§ **INSTRUCTIONS FOR THE TASK**: Set down the whole post on peak oil and the financial crisis below, word for word.
— START OF EXCERPTED TEXT —
Wednesday, 30 March 2011

My Struggle to Make Sense of the Financial Crisis in the Era of Peak Oil

Peak Oil, I get. I’ve been in Transition for three years and had my end of suburbia moment(s). I understand that fossil fuels are limited and non-renewable. That as the world’s oil fields diminish, demand exceeds production, and the remaining crude oil is harder and more expensive to extract, the enery return on energy invested (EROEI) drops to a fraction of what it was when oil was plentiful. No more cheap petrol. Oil prices soar. And along with them the price of everything else in our industrialised, oil-dependent global economy – including food.

The same with Climate Change, the anthropogenic variety. Creating a vast artificial industrial complex all over the planet which demands huge amounts of energy, destroys most of the rainforests and other complex eco-systems and burns billions of tons of fossil fuels every year with its attendant carbon emissions and expecting it not to affect the climate just makes no sense.
— END OF EXCERPTED TEXT —
— START OF DATA EXTRACT —
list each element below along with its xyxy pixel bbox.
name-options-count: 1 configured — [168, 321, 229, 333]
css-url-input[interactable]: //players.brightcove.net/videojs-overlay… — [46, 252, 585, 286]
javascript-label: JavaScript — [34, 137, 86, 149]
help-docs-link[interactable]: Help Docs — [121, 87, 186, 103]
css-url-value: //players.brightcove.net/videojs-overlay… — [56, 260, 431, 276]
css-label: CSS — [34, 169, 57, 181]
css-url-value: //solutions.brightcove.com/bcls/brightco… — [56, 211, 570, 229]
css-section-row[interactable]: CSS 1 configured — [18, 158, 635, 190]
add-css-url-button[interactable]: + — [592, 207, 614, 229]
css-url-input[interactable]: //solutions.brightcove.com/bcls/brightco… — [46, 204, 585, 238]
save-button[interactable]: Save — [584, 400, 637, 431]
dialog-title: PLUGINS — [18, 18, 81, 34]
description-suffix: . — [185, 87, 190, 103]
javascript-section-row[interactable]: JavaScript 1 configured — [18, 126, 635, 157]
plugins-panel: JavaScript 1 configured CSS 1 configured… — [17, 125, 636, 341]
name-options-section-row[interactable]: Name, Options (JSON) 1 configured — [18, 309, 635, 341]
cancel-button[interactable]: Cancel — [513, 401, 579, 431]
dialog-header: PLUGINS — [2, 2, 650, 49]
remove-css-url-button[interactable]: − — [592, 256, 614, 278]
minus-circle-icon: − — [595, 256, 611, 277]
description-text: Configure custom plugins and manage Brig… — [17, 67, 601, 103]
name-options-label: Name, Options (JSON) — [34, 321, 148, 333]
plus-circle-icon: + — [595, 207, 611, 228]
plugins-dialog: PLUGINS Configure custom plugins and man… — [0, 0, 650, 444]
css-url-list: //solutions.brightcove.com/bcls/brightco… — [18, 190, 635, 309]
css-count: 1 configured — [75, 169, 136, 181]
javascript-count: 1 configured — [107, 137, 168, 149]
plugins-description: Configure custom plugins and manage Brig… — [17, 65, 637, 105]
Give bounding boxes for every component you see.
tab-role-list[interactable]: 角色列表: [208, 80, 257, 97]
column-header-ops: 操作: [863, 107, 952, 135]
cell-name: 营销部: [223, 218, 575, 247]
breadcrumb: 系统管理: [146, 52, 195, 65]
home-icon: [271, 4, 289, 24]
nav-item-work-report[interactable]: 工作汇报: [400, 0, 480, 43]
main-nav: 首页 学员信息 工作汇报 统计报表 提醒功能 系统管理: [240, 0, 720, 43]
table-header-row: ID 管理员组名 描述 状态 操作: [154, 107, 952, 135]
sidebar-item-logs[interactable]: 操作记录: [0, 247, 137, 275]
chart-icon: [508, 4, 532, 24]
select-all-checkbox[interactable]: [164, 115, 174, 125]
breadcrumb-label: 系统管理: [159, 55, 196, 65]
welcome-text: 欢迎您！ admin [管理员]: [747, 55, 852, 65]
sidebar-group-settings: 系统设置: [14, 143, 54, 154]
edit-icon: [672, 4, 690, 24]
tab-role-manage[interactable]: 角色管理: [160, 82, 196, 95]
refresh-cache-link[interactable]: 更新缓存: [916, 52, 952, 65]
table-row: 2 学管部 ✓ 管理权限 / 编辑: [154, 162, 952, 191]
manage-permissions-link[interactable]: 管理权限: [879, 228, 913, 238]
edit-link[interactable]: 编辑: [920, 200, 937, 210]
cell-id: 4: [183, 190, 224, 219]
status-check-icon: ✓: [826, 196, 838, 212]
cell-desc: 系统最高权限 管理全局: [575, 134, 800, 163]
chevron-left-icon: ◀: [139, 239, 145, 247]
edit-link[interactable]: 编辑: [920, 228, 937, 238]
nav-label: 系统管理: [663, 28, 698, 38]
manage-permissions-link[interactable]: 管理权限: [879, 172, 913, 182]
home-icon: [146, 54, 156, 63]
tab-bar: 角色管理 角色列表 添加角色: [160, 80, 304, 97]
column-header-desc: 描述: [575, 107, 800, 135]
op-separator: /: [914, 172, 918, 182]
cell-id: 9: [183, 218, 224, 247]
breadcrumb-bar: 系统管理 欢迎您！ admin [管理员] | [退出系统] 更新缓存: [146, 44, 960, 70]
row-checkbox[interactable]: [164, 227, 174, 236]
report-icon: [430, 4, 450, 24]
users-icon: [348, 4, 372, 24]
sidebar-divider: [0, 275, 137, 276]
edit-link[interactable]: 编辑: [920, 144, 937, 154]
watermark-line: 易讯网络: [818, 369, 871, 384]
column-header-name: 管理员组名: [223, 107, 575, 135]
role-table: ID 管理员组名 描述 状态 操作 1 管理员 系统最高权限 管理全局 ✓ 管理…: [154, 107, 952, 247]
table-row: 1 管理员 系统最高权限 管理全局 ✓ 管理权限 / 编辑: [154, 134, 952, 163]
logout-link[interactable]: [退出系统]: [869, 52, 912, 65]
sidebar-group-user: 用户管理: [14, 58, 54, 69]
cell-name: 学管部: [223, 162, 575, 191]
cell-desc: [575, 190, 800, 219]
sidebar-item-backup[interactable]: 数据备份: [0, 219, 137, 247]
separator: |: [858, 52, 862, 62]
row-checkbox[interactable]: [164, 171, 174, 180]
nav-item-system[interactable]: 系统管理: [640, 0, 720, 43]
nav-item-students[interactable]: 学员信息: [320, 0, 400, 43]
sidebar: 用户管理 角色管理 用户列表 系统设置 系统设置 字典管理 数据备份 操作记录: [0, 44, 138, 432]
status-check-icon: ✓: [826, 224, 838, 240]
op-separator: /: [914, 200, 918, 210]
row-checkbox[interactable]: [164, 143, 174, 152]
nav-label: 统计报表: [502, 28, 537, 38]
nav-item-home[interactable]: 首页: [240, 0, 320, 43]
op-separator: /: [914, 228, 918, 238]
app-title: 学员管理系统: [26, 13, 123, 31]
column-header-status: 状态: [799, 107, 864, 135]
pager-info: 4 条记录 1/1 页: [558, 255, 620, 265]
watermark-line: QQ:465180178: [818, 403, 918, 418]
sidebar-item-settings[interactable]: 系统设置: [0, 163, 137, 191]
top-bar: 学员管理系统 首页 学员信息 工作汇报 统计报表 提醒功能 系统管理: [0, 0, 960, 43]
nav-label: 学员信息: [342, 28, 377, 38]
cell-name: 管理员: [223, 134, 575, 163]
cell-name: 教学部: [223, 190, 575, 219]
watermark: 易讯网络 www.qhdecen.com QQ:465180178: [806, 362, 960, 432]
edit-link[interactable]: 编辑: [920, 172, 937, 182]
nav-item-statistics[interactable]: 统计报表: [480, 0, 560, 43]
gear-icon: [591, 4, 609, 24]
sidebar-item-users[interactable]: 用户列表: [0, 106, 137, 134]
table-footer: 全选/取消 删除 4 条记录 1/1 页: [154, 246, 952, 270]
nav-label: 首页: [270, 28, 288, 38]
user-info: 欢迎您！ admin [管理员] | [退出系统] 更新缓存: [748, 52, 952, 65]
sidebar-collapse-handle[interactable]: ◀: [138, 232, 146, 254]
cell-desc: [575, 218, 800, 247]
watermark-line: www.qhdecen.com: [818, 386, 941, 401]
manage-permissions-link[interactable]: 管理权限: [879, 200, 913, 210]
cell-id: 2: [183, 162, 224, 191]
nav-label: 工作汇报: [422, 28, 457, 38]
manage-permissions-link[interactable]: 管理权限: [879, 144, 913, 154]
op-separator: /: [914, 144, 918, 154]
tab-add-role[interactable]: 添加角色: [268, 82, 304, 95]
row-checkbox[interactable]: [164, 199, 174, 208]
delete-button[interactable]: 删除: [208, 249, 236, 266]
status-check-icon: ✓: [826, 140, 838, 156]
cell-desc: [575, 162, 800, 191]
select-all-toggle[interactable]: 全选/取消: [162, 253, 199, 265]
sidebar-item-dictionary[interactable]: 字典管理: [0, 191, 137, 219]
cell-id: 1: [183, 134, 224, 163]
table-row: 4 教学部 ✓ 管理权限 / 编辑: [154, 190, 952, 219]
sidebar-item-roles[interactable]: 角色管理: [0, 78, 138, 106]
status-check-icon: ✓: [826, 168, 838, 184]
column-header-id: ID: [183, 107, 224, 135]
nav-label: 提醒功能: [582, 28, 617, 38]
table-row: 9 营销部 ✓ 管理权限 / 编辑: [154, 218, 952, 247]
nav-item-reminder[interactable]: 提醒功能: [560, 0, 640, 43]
— END OF DATA EXTRACT —
§ **WORKED ANSWER**:
Wednesday, 30 March 2011

My Struggle to Make Sense of the Financial Crisis in the Era of Peak Oil

Peak Oil, I get. I’ve been in Transition for three years and had my end of suburbia moment(s). I understand that fossil fuels are limited and non-renewable. That as the world’s oil fields diminish, demand exceeds production, and the remaining crude oil is harder and more expensive to extract, the enery return on energy invested (EROEI) drops to a fraction of what it was when oil was plentiful. No more cheap petrol. Oil prices soar. And along with them the price of everything else in our industrialised, oil-dependent global economy – including food.

The same with Climate Change, the anthropogenic variety. Creating a vast artificial industrial complex all over the planet which demands huge amounts of energy, destroys most of the rainforests and other complex eco-systems and burns billions of tons of fossil fuels every year with its attendant carbon emissions and expecting it not to affect the climate just makes no sense.